### Given request
Quote every entry word for word.

### Information supplied
--------------------------------------------------

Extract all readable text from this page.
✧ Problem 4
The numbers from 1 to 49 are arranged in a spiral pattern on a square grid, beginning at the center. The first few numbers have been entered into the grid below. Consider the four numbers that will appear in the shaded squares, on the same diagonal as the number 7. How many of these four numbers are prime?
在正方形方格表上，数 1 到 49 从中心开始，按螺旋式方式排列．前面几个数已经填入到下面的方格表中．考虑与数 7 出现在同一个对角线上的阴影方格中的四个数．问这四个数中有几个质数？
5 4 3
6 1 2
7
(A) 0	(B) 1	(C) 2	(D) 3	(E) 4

--------------------------------------------------

### Result of this task
Extract all readable text from this page.
✧ Problem 4
The numbers from 1 to 49 are arranged in a spiral pattern on a square grid, beginning at the center. The first few numbers have been entered into the grid below. Consider the four numbers that will appear in the shaded squares, on the same diagonal as the number 7. How many of these four numbers are prime?
在正方形方格表上，数 1 到 49 从中心开始，按螺旋式方式排列．前面几个数已经填入到下面的方格表中．考虑与数 7 出现在同一个对角线上的阴影方格中的四个数．问这四个数中有几个质数？
5 4 3
6 1 2
7
(A) 0	(B) 1	(C) 2	(D) 3	(E) 4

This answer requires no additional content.